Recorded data
[BEGIN]

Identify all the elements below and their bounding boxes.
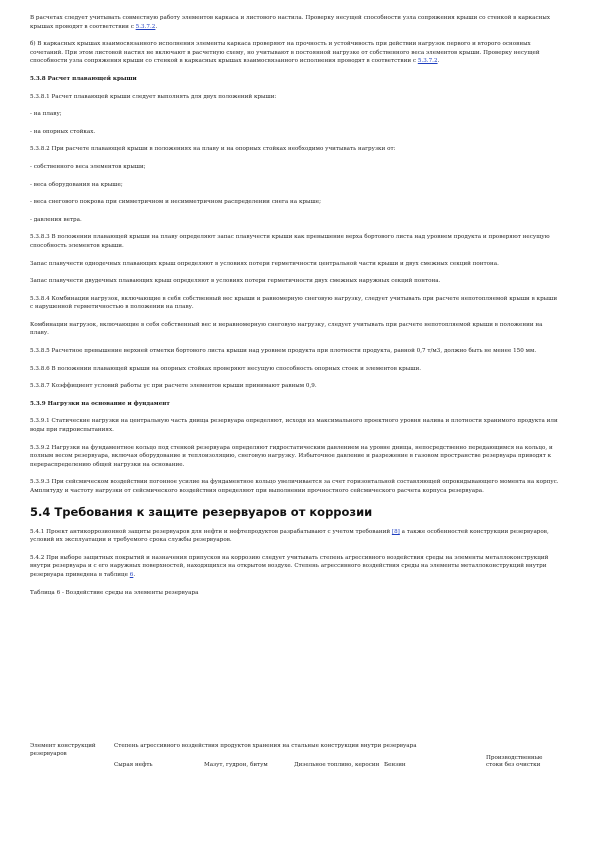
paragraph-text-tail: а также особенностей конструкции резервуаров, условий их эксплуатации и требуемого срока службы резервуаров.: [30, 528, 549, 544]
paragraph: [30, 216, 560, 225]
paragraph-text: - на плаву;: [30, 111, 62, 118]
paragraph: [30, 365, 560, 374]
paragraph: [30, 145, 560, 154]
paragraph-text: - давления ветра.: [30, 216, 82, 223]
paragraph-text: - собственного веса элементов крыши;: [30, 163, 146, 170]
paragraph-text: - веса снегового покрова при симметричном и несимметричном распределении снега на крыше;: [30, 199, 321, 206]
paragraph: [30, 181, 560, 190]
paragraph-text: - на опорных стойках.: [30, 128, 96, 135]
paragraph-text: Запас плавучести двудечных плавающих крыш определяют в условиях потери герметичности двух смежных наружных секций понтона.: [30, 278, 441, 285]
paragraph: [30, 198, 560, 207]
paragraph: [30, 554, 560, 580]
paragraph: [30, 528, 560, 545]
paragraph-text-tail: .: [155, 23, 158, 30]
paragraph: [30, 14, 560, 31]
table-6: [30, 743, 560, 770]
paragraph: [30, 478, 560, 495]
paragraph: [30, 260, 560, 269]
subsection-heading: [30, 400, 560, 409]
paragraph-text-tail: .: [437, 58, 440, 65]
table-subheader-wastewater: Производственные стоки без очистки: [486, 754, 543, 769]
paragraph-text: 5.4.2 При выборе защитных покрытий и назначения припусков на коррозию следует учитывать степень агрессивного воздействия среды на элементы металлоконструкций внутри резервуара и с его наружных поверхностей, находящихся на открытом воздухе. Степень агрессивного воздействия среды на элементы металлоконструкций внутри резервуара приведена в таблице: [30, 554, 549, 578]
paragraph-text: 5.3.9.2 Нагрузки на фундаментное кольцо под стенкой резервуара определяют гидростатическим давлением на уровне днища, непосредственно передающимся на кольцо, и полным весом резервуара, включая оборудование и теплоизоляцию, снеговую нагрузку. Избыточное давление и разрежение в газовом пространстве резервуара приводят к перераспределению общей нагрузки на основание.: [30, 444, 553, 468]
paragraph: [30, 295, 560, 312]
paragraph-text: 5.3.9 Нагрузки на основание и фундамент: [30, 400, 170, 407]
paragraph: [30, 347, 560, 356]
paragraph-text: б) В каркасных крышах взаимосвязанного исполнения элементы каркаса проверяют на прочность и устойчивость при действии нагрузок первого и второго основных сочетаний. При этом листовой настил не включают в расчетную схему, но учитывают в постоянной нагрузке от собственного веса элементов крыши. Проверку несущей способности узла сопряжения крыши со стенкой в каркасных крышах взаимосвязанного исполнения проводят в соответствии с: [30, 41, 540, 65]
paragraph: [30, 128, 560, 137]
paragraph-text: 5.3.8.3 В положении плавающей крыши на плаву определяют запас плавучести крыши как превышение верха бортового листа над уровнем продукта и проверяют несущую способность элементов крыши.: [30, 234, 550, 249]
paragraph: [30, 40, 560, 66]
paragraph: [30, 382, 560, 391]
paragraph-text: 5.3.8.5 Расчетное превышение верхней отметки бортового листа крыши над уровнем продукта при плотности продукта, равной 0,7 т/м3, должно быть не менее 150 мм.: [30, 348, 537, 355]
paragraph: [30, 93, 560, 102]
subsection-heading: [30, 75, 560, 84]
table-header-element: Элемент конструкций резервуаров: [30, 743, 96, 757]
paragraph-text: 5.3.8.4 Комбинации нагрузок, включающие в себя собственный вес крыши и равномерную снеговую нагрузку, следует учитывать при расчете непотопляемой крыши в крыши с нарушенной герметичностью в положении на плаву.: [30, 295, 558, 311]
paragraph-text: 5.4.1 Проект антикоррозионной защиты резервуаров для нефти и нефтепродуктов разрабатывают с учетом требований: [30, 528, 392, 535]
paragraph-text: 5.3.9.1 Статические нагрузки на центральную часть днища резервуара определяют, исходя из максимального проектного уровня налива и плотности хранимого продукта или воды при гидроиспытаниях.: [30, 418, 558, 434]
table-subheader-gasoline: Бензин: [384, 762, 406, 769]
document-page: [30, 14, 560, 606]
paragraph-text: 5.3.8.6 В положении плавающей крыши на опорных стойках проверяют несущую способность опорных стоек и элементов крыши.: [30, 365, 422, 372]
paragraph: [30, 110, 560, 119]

[END]

Transcribe every line of the records above exactly as they appear. Leave the pictures out of your copy.

PROBLEM SOLUTION ::
Identify all the elements below and their bounding boxes.
paragraph-text-tail: а также особенностей конструкции резервуаров, условий их эксплуатации и требуемого срока службы резервуаров.: [30, 528, 549, 544]
paragraph: [30, 216, 560, 225]
paragraph-text: - на плаву;: [30, 111, 62, 118]
paragraph: [30, 365, 560, 374]
paragraph: [30, 145, 560, 154]
paragraph-text: - давления ветра.: [30, 216, 82, 223]
paragraph-text: - собственного веса элементов крыши;: [30, 163, 146, 170]
paragraph-text: - веса снегового покрова при симметричном и несимметричном распределении снега на крыше;: [30, 199, 321, 206]
paragraph: [30, 181, 560, 190]
paragraph-text: - на опорных стойках.: [30, 128, 96, 135]
paragraph-text: Запас плавучести двудечных плавающих крыш определяют в условиях потери герметичности двух смежных наружных секций понтона.: [30, 278, 441, 285]
paragraph: [30, 198, 560, 207]
paragraph: [30, 554, 560, 580]
paragraph: [30, 528, 560, 545]
paragraph-text-tail: .: [155, 23, 158, 30]
paragraph: [30, 14, 560, 31]
table-6: [30, 743, 560, 770]
paragraph: [30, 478, 560, 495]
paragraph: [30, 260, 560, 269]
subsection-heading: [30, 400, 560, 409]
paragraph-text-tail: .: [437, 58, 440, 65]
table-subheader-wastewater: Производственные стоки без очистки: [486, 754, 543, 769]
paragraph-text: 5.4.2 При выборе защитных покрытий и назначения припусков на коррозию следует учитывать степень агрессивного воздействия среды на элементы металлоконструкций внутри резервуара и с его наружных поверхностей, находящихся на открытом воздухе. Степень агрессивного воздействия среды на элементы металлоконструкций внутри резервуара приведена в таблице: [30, 554, 549, 578]
paragraph-text: 5.3.9.2 Нагрузки на фундаментное кольцо под стенкой резервуара определяют гидростатическим давлением на уровне днища, непосредственно передающимся на кольцо, и полным весом резервуара, включая оборудование и теплоизоляцию, снеговую нагрузку. Избыточное давление и разрежение в газовом пространстве резервуара приводят к перераспределению общей нагрузки на основание.: [30, 444, 553, 468]
paragraph: [30, 295, 560, 312]
paragraph-text: 5.3.9 Нагрузки на основание и фундамент: [30, 400, 170, 407]
paragraph: [30, 347, 560, 356]
paragraph-text: б) В каркасных крышах взаимосвязанного исполнения элементы каркаса проверяют на прочность и устойчивость при действии нагрузок первого и второго основных сочетаний. При этом листовой настил не включают в расчетную схему, но учитывают в постоянной нагрузке от собственного веса элементов крыши. Проверку несущей способности узла сопряжения крыши со стенкой в каркасных крышах взаимосвязанного исполнения проводят в соответствии с: [30, 41, 540, 65]
paragraph: [30, 128, 560, 137]
paragraph-text: 5.3.8.3 В положении плавающей крыши на плаву определяют запас плавучести крыши как превышение верха бортового листа над уровнем продукта и проверяют несущую способность элементов крыши.: [30, 234, 550, 249]
paragraph: [30, 40, 560, 66]
paragraph: [30, 382, 560, 391]
paragraph-text: 5.3.8.5 Расчетное превышение верхней отметки бортового листа крыши над уровнем продукта при плотности продукта, равной 0,7 т/м3, должно быть не менее 150 мм.: [30, 348, 537, 355]
paragraph: [30, 93, 560, 102]
subsection-heading: [30, 75, 560, 84]
table-header-element: Элемент конструкций резервуаров: [30, 743, 96, 757]
paragraph-text: 5.3.8.4 Комбинации нагрузок, включающие в себя собственный вес крыши и равномерную снеговую нагрузку, следует учитывать при расчете непотопляемой крыши в крыши с нарушенной герметичностью в положении на плаву.: [30, 295, 558, 311]
paragraph-text: 5.4.1 Проект антикоррозионной защиты резервуаров для нефти и нефтепродуктов разрабатывают с учетом требований: [30, 528, 392, 535]
paragraph-text: 5.3.9.1 Статические нагрузки на центральную часть днища резервуара определяют, исходя из максимального проектного уровня налива и плотности хранимого продукта или воды при гидроиспытаниях.: [30, 418, 558, 434]
table-subheader-gasoline: Бензин: [384, 762, 406, 769]
document-page: [30, 14, 560, 606]
paragraph-text: 5.3.8.6 В положении плавающей крыши на опорных стойках проверяют несущую способность опорных стоек и элементов крыши.: [30, 365, 422, 372]
paragraph: [30, 110, 560, 119]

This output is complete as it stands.